*Problem requirements*. Set out each line from the following listing that includes the word "querrero".

*Material*.

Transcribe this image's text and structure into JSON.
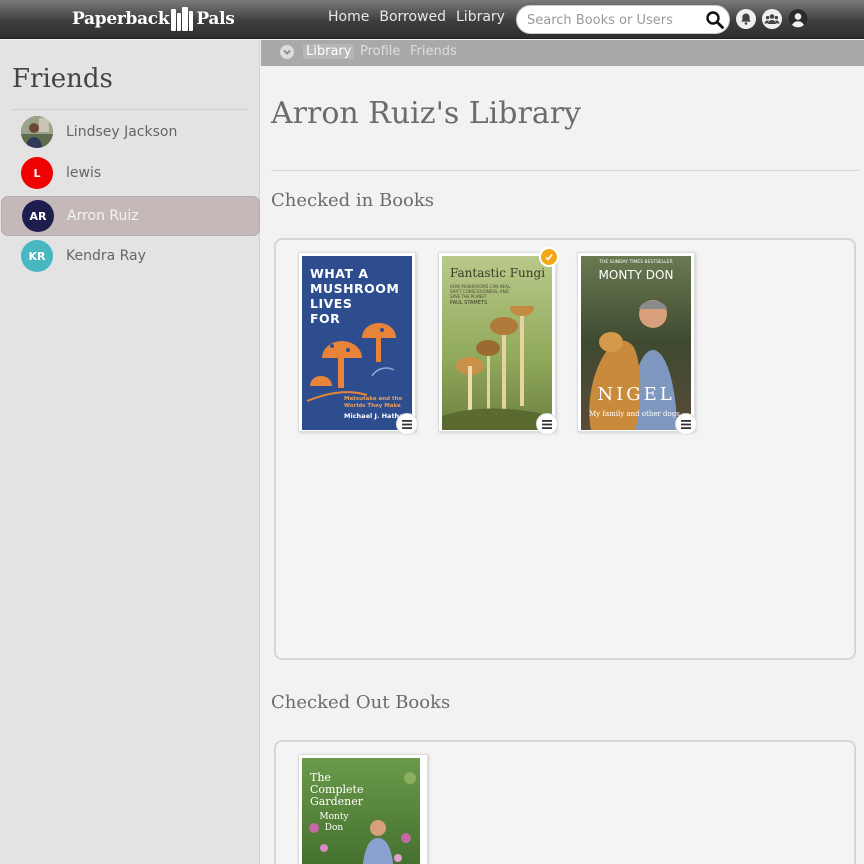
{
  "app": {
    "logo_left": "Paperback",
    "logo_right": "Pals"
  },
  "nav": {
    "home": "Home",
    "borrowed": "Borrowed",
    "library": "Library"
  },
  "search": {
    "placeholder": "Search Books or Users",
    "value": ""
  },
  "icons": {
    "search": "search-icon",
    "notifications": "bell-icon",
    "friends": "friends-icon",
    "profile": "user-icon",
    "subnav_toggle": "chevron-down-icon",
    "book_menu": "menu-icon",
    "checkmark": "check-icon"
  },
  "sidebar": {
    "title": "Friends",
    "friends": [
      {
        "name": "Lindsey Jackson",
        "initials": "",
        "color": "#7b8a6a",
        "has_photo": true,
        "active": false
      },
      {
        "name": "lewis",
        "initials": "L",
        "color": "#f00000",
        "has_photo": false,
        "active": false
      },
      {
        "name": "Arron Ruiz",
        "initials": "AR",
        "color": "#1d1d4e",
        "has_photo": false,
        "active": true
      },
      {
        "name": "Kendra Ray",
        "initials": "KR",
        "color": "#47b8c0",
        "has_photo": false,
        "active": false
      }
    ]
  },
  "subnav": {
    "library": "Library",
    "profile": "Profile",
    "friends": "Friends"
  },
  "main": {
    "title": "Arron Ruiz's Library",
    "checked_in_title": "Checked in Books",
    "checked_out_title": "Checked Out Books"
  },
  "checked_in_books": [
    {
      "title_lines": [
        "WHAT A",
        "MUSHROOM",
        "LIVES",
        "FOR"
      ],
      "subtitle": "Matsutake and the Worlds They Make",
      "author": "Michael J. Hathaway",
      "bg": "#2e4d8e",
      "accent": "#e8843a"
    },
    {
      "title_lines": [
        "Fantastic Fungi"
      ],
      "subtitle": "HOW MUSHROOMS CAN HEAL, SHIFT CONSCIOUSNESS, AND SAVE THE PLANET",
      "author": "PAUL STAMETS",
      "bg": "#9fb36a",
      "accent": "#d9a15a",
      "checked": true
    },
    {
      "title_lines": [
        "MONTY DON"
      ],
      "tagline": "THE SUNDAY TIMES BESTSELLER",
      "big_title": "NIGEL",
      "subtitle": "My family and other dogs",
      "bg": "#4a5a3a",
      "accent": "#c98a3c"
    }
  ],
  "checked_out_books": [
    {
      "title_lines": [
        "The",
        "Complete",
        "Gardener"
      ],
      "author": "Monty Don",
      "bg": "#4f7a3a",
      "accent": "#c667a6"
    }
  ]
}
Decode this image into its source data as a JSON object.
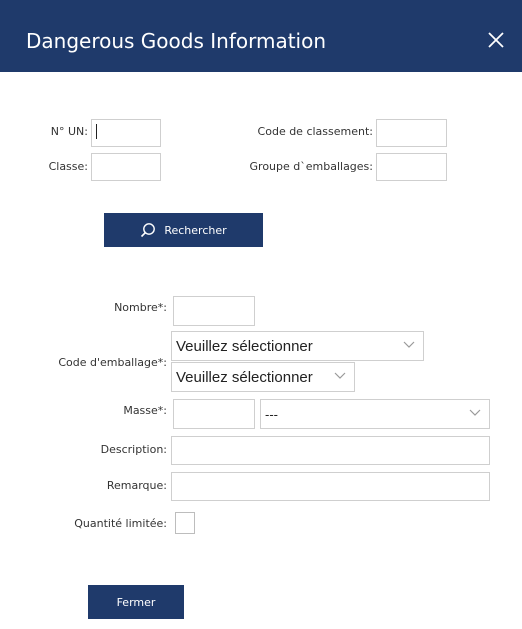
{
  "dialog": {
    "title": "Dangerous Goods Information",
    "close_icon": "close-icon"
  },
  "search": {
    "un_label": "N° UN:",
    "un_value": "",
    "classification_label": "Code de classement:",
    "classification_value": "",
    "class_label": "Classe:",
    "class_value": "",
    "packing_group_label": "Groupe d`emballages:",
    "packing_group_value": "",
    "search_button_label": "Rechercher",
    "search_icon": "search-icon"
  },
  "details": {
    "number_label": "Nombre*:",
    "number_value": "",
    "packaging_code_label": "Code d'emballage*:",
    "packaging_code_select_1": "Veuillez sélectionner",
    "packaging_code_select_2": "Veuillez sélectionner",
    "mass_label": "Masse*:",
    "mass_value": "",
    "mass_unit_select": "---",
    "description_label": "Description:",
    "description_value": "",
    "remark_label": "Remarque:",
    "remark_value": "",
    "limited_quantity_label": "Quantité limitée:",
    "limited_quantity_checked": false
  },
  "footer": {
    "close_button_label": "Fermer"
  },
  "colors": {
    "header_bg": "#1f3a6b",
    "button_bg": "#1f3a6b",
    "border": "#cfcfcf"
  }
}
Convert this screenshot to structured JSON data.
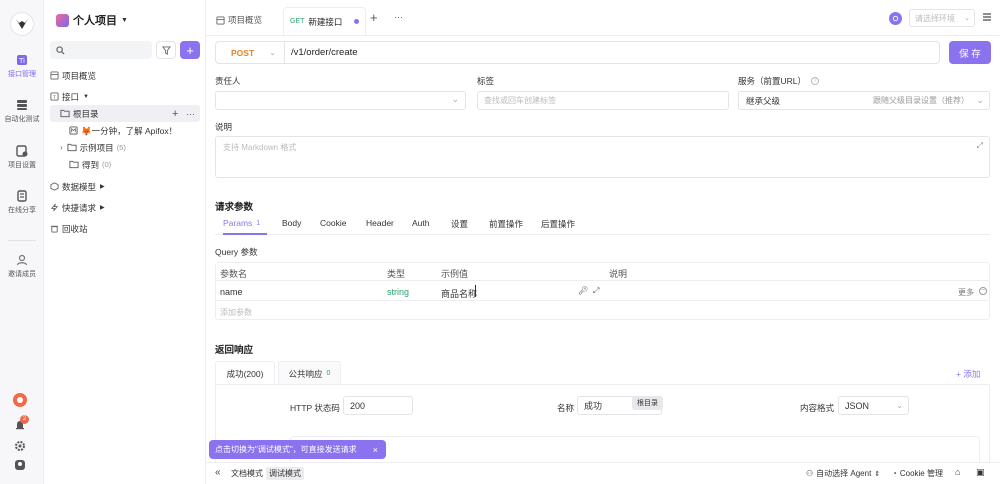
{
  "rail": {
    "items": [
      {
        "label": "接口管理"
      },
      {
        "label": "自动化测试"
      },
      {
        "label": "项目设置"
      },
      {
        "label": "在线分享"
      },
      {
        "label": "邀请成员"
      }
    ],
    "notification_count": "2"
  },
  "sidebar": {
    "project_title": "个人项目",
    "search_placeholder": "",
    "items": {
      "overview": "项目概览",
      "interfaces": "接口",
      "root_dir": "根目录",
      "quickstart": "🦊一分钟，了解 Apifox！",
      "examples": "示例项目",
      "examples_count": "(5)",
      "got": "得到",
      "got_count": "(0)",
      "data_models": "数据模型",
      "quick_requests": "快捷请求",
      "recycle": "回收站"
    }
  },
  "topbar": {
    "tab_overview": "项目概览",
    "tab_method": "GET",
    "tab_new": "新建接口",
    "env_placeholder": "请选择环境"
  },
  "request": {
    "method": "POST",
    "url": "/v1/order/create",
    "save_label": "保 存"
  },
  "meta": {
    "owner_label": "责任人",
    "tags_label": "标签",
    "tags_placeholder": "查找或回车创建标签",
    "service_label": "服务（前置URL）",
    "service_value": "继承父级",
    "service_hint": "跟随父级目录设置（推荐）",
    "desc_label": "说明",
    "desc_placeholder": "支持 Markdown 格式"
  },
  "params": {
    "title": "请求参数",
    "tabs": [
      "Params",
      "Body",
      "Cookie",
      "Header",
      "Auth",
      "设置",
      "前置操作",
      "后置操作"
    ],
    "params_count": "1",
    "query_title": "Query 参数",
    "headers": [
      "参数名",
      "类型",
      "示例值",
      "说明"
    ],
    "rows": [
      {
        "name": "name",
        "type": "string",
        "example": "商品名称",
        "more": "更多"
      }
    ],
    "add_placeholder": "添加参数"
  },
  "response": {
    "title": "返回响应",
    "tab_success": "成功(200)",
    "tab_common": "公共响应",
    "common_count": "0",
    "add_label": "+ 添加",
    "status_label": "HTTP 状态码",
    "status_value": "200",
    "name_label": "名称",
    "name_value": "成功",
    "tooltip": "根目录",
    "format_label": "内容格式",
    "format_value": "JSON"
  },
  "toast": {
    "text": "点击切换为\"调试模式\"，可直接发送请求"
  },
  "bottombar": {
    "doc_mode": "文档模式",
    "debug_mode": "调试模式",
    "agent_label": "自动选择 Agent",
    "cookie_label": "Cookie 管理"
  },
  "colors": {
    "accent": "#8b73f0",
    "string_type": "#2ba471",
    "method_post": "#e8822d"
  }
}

==

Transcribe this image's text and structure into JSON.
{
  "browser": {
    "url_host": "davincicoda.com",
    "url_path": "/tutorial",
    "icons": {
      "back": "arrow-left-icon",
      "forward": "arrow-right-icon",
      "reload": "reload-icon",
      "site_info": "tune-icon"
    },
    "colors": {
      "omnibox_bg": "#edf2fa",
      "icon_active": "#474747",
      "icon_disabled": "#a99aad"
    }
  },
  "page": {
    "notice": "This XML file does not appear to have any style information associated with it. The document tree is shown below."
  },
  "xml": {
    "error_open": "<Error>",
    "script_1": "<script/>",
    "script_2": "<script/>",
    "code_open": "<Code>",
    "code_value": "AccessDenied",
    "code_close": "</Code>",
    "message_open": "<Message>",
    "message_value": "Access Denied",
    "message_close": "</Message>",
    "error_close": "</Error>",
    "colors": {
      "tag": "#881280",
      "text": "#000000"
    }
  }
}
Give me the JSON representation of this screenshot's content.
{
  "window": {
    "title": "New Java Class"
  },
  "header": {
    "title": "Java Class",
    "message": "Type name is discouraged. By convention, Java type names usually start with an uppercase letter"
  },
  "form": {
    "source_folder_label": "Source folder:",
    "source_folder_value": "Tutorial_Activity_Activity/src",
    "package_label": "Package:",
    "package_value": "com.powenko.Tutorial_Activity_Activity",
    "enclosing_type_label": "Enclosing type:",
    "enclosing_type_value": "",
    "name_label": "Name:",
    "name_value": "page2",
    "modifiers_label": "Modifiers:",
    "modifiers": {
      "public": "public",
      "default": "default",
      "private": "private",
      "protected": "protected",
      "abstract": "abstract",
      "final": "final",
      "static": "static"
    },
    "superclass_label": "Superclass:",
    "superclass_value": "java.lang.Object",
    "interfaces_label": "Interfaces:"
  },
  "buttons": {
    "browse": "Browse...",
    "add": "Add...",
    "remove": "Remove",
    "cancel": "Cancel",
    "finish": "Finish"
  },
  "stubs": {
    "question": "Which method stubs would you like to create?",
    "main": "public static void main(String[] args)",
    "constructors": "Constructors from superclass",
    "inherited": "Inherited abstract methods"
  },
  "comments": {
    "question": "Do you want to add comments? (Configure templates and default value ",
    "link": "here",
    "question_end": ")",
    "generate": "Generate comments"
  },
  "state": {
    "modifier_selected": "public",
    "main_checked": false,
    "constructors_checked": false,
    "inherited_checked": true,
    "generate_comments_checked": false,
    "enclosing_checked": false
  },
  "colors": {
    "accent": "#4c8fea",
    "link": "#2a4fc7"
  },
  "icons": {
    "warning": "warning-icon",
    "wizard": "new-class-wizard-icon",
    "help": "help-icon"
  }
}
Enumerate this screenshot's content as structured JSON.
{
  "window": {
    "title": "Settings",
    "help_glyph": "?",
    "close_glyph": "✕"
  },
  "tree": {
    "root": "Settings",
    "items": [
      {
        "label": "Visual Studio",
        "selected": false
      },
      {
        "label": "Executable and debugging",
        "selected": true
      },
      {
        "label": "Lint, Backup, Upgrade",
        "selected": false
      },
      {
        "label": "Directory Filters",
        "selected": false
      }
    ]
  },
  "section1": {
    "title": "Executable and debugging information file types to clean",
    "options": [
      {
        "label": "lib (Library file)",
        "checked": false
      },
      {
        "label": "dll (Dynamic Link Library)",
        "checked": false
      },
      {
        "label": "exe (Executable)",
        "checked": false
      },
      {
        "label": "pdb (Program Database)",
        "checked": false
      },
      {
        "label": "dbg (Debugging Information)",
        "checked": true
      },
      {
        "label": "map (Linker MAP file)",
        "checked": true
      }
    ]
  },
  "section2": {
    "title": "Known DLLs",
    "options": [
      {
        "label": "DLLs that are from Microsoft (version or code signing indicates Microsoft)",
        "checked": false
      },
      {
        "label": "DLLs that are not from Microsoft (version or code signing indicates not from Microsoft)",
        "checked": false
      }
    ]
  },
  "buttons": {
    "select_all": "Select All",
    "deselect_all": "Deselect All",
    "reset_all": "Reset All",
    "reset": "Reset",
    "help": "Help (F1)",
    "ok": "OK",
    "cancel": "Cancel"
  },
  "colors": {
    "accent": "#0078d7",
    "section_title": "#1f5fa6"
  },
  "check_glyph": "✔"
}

==

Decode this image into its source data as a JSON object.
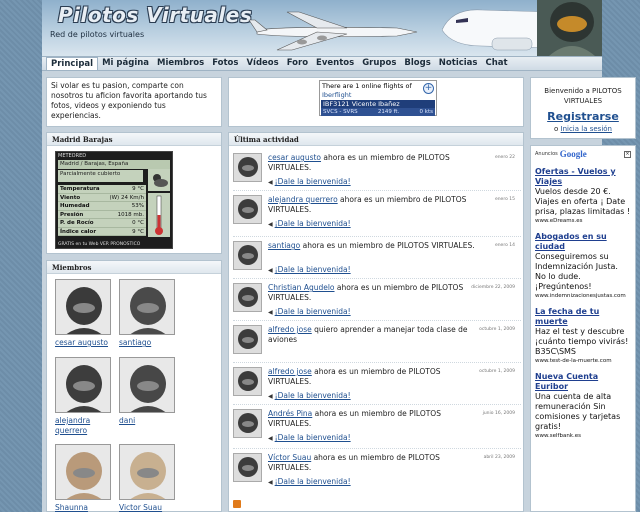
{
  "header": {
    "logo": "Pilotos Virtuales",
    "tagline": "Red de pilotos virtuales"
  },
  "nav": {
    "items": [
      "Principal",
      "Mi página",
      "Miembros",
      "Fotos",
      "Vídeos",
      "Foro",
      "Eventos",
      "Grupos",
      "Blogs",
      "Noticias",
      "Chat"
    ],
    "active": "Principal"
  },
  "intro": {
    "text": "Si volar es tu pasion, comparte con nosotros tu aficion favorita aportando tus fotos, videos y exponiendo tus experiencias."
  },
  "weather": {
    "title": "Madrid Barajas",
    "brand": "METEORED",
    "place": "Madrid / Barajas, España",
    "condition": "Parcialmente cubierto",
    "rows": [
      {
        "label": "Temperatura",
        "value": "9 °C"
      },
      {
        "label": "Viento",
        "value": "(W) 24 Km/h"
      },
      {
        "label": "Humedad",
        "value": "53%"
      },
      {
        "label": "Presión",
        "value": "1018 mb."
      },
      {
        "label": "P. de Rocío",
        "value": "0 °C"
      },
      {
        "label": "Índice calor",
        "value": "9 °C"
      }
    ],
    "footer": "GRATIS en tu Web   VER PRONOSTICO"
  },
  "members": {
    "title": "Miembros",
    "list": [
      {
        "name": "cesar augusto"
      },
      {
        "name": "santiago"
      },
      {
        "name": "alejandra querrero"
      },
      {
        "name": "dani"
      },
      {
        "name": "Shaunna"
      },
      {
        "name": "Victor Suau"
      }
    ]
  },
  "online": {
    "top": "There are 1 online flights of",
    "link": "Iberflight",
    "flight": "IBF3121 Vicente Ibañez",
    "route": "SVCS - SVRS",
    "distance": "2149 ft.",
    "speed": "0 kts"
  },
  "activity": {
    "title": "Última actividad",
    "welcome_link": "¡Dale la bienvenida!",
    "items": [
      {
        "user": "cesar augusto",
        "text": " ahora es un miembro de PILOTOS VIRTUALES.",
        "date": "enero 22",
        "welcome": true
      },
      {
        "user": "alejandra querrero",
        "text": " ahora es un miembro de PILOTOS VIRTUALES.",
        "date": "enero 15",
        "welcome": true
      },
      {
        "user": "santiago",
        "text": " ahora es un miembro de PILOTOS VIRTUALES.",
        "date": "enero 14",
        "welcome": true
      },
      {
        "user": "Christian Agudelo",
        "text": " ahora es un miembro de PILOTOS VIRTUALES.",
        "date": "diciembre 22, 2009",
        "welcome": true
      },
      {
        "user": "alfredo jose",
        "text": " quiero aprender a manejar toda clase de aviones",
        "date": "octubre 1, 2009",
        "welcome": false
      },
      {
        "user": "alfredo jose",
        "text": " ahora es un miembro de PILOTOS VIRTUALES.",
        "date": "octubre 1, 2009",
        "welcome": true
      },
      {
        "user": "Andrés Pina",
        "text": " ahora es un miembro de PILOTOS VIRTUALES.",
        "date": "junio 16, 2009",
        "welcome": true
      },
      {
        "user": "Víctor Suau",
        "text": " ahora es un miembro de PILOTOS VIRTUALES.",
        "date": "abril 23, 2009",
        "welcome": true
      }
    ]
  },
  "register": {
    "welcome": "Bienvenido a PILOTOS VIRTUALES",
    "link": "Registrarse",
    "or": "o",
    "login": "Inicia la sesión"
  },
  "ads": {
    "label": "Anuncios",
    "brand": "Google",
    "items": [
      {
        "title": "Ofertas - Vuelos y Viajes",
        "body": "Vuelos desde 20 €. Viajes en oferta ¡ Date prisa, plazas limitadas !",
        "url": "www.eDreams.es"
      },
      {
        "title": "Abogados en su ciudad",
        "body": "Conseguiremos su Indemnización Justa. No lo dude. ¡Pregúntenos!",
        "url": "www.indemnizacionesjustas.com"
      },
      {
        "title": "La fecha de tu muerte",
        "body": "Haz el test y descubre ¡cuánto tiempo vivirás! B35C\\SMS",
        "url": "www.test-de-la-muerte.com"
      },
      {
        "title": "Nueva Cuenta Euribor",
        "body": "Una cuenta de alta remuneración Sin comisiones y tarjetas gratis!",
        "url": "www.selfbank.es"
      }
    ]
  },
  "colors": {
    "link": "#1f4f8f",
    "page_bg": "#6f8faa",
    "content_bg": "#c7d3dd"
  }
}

*Exercise solution*.
        "name": "alejandra querrero"
        "user": "alejandra querrero",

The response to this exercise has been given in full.